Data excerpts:
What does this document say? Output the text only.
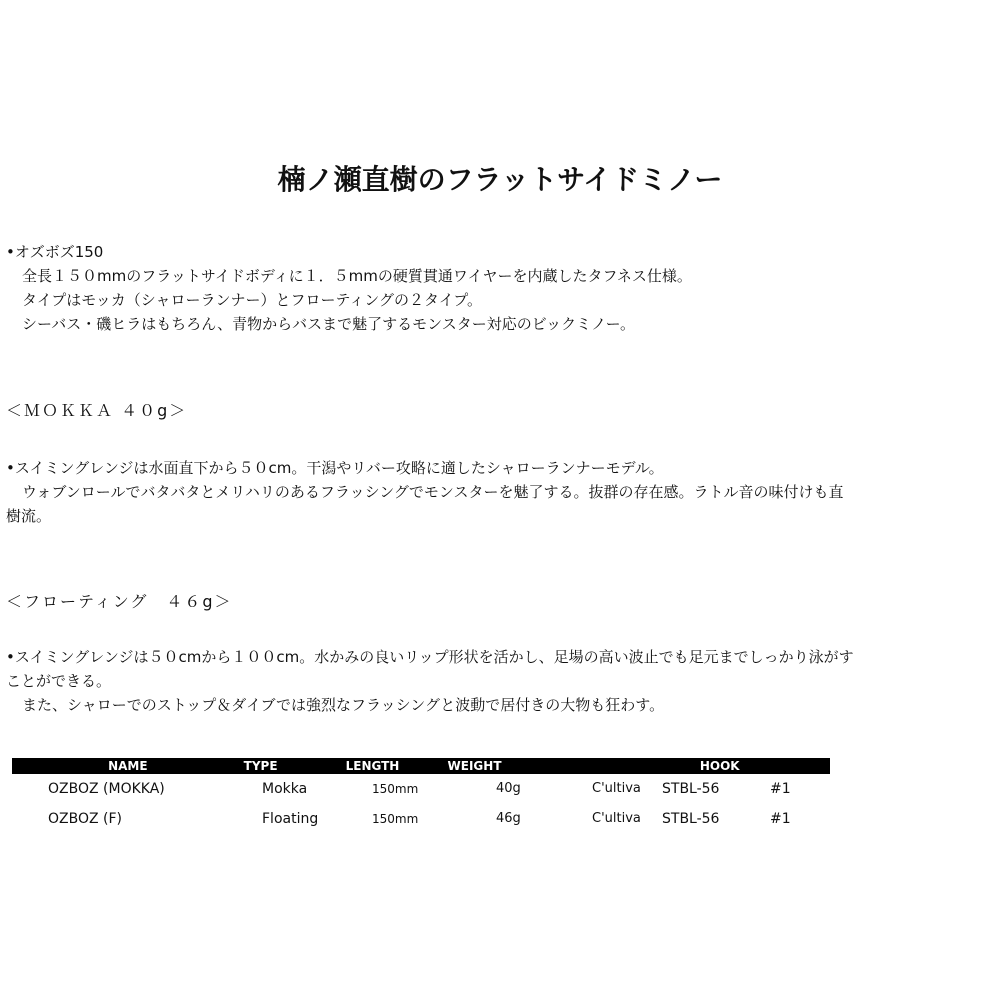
楠ノ瀬直樹のフラットサイドミノー
•オズボズ150
全長１５０mmのフラットサイドボディに１．５mmの硬質貫通ワイヤーを内蔵したタフネス仕様。
タイプはモッカ（シャローランナー）とフローティングの２タイプ。
シーバス・磯ヒラはもちろん、青物からバスまで魅了するモンスター対応のビックミノー。
＜ＭＯＫＫＡ ４０g＞
•スイミングレンジは水面直下から５０cm。干潟やリバー攻略に適したシャローランナーモデル。
ウォブンロールでバタバタとメリハリのあるフラッシングでモンスターを魅了する。抜群の存在感。ラトル音の味付けも直
樹流。
＜フローティング　４６g＞
•スイミングレンジは５０cmから１００cm。水かみの良いリップ形状を活かし、足場の高い波止でも足元までしっかり泳がす
ことができる。
また、シャローでのストップ＆ダイブでは強烈なフラッシングと波動で居付きの大物も狂わす。
NAME	TYPE	LENGTH	WEIGHT	HOOK
OZBOZ (MOKKA)	Mokka	150mm	40g	C'ultiva	STBL-56	#1
OZBOZ (F)	Floating	150mm	46g	C'ultiva	STBL-56	#1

Problem to work on: Each line in the records above should be reproduced exactly; images are not copied.

Written solution:
What does this document say? Output the text only.
楠ノ瀬直樹のフラットサイドミノー
•オズボズ150
全長１５０mmのフラットサイドボディに１．５mmの硬質貫通ワイヤーを内蔵したタフネス仕様。
タイプはモッカ（シャローランナー）とフローティングの２タイプ。
シーバス・磯ヒラはもちろん、青物からバスまで魅了するモンスター対応のビックミノー。
＜ＭＯＫＫＡ ４０g＞
•スイミングレンジは水面直下から５０cm。干潟やリバー攻略に適したシャローランナーモデル。
ウォブンロールでバタバタとメリハリのあるフラッシングでモンスターを魅了する。抜群の存在感。ラトル音の味付けも直
樹流。
＜フローティング　４６g＞
•スイミングレンジは５０cmから１００cm。水かみの良いリップ形状を活かし、足場の高い波止でも足元までしっかり泳がす
ことができる。
また、シャローでのストップ＆ダイブでは強烈なフラッシングと波動で居付きの大物も狂わす。
NAME	TYPE	LENGTH	WEIGHT	HOOK
OZBOZ (MOKKA)	Mokka	150mm	40g	C'ultiva	STBL-56	#1
OZBOZ (F)	Floating	150mm	46g	C'ultiva	STBL-56	#1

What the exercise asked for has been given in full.